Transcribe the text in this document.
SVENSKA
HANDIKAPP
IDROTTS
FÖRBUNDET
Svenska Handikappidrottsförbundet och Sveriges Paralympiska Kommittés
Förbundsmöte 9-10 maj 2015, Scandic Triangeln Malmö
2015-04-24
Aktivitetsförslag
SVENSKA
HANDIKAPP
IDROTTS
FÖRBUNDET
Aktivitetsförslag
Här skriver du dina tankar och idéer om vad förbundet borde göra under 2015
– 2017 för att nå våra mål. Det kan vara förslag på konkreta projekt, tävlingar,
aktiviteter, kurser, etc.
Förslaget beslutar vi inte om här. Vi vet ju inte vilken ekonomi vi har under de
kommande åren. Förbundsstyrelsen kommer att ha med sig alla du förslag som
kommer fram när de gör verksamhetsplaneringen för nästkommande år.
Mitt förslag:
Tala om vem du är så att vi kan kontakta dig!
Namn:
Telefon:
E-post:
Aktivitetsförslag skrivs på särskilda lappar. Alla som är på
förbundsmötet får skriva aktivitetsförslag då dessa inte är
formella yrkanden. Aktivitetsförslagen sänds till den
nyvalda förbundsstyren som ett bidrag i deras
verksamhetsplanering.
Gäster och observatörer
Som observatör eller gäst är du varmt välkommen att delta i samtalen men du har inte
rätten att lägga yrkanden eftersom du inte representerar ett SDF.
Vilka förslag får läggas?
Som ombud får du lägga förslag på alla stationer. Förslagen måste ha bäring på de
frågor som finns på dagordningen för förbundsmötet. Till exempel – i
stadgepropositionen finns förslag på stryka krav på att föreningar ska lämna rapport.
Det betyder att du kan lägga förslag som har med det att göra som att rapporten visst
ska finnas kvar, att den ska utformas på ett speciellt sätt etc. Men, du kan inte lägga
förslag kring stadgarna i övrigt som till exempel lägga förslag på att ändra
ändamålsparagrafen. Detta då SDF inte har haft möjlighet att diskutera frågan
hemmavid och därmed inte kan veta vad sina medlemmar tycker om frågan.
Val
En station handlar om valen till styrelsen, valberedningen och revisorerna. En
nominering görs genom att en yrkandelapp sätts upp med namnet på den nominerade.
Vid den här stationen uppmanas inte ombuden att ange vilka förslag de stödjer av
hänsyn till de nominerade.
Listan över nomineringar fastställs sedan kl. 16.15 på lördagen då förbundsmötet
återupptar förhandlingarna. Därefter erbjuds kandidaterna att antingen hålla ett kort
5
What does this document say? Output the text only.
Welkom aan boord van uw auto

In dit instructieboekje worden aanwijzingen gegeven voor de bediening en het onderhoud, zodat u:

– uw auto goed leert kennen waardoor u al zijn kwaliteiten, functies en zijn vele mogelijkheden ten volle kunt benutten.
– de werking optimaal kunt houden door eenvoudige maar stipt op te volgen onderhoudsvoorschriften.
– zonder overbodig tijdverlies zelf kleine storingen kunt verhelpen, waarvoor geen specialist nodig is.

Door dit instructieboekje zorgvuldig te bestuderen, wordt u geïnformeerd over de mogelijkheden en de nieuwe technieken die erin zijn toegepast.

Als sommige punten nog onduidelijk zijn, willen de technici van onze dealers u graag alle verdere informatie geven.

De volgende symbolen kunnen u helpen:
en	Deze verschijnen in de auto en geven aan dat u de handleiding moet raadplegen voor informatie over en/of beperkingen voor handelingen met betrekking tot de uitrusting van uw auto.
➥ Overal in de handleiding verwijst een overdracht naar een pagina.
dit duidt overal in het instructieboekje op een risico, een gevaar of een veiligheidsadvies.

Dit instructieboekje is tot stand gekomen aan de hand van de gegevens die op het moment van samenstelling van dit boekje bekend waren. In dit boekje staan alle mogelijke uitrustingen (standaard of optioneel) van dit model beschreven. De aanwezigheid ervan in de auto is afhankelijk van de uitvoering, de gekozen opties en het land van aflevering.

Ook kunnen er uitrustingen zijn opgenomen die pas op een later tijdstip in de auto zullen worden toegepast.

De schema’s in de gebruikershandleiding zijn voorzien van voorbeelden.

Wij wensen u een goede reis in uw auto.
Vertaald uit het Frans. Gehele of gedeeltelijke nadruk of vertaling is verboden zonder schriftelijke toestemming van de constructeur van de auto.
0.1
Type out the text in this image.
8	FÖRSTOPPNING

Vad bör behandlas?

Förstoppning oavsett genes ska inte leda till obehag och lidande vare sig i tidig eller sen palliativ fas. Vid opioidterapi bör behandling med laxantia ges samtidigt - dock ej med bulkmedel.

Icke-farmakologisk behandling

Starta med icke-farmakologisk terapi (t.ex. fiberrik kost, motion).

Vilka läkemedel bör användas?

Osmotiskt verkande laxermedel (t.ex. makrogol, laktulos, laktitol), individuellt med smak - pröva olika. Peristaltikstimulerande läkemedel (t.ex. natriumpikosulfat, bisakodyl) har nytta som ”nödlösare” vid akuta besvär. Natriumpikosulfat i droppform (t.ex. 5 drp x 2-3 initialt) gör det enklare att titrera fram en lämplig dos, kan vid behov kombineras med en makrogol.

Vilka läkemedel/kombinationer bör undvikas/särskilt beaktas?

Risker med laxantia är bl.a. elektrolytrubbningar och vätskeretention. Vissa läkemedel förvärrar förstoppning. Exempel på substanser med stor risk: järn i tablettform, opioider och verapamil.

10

_Try it_
Give again the closing portion of the entries, from the line with "Type out the text in this image." through the last line. Keep it exact and add nothing.

_Your response_
Type out the text in this image.
8	FÖRSTOPPNING

Vad bör behandlas?

Förstoppning oavsett genes ska inte leda till obehag och lidande vare sig i tidig eller sen palliativ fas. Vid opioidterapi bör behandling med laxantia ges samtidigt - dock ej med bulkmedel.

Icke-farmakologisk behandling

Starta med icke-farmakologisk terapi (t.ex. fiberrik kost, motion).

Vilka läkemedel bör användas?

Osmotiskt verkande laxermedel (t.ex. makrogol, laktulos, laktitol), individuellt med smak - pröva olika. Peristaltikstimulerande läkemedel (t.ex. natriumpikosulfat, bisakodyl) har nytta som ”nödlösare” vid akuta besvär. Natriumpikosulfat i droppform (t.ex. 5 drp x 2-3 initialt) gör det enklare att titrera fram en lämplig dos, kan vid behov kombineras med en makrogol.

Vilka läkemedel/kombinationer bör undvikas/särskilt beaktas?

Risker med laxantia är bl.a. elektrolytrubbningar och vätskeretention. Vissa läkemedel förvärrar förstoppning. Exempel på substanser med stor risk: järn i tablettform, opioider och verapamil.

10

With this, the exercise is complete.